EXERCISE DETAILS = Copy out every line of the records where the string "Mengé" occurs.

Data items =
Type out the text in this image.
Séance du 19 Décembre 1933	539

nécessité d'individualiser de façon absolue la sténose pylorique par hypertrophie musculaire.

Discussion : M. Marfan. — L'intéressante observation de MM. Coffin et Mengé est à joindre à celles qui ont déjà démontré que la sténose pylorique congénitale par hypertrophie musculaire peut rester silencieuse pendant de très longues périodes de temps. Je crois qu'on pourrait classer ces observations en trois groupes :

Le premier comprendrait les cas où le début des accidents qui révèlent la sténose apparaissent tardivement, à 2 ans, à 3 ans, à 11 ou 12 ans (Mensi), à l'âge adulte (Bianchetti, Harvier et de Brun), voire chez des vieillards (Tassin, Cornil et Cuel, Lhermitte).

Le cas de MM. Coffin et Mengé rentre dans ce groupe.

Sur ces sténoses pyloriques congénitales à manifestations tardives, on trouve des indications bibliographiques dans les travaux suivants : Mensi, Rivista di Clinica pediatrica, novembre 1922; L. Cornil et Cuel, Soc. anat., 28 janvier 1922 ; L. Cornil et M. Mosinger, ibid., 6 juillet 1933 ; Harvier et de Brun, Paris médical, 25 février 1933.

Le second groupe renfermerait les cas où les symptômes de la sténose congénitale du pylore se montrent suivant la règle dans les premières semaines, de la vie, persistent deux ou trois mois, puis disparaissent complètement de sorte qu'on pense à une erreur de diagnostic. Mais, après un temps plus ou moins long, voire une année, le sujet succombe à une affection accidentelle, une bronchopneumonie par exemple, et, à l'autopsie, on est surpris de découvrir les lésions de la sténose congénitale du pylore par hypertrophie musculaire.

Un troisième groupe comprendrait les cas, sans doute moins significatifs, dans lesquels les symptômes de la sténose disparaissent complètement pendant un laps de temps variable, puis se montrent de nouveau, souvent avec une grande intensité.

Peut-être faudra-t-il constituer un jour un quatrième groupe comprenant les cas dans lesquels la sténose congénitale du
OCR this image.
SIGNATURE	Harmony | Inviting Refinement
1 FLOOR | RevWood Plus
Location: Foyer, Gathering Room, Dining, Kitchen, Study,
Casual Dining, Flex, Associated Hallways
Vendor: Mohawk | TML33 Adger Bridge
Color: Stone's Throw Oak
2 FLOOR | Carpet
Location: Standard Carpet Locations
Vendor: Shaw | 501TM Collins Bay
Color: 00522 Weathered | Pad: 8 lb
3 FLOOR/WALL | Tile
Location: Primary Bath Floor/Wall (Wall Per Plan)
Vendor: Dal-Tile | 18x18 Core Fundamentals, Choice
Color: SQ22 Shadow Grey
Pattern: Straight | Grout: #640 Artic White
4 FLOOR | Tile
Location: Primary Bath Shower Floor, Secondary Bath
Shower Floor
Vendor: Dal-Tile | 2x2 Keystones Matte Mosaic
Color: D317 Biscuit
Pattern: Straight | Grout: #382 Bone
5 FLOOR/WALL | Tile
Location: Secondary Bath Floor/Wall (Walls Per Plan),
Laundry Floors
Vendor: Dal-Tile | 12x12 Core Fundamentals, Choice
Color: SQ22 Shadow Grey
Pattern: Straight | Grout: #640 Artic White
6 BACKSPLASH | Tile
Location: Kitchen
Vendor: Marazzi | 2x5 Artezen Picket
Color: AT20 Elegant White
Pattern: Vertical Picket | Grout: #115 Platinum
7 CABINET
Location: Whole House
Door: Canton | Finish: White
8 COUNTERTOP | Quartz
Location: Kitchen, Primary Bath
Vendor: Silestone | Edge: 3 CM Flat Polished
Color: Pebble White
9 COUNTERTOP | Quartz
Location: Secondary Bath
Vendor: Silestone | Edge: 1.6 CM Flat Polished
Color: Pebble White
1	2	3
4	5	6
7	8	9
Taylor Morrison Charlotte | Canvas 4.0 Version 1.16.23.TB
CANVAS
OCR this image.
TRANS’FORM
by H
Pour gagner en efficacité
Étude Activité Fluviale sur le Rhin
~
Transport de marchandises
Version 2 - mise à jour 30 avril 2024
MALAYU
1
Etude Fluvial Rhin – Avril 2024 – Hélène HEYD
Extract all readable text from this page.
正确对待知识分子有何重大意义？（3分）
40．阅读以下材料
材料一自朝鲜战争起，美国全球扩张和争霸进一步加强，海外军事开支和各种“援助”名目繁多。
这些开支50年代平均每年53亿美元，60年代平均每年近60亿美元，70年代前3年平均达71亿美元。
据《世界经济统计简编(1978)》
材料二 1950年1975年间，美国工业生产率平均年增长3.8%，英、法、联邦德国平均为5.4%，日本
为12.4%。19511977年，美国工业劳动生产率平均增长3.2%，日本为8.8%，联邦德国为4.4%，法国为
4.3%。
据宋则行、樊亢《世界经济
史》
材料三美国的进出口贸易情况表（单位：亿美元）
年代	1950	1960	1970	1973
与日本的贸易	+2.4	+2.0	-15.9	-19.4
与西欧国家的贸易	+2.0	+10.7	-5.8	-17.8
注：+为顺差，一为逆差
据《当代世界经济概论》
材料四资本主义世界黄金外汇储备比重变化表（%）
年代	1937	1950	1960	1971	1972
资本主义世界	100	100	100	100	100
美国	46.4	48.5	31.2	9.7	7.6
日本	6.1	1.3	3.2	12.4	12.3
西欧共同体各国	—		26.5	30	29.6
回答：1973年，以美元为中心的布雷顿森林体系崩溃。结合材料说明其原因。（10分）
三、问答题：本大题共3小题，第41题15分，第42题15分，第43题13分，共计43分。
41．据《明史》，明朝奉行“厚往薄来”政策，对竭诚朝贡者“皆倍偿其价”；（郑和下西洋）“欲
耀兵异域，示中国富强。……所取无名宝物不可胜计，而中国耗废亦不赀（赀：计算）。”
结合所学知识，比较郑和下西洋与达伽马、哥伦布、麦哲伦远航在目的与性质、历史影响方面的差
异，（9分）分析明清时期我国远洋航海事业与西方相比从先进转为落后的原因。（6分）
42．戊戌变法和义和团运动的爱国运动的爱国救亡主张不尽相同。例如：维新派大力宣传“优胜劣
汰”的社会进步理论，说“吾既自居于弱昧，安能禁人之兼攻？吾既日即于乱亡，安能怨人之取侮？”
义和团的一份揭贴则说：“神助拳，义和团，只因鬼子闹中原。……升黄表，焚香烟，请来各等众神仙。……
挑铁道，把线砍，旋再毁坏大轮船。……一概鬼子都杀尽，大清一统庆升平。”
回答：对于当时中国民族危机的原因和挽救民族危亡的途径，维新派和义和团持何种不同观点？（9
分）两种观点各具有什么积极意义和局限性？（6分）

OUTPUT BELOW =
Discussion : M. Marfan. — L'intéressante observation de MM. Coffin et Mengé est à joindre à celles qui ont déjà démontré que la sténose pylorique congénitale par hypertrophie musculaire peut rester silencieuse pendant de très longues périodes de temps. Je crois qu'on pourrait classer ces observations en trois groupes :
Le cas de MM. Coffin et Mengé rentre dans ce groupe.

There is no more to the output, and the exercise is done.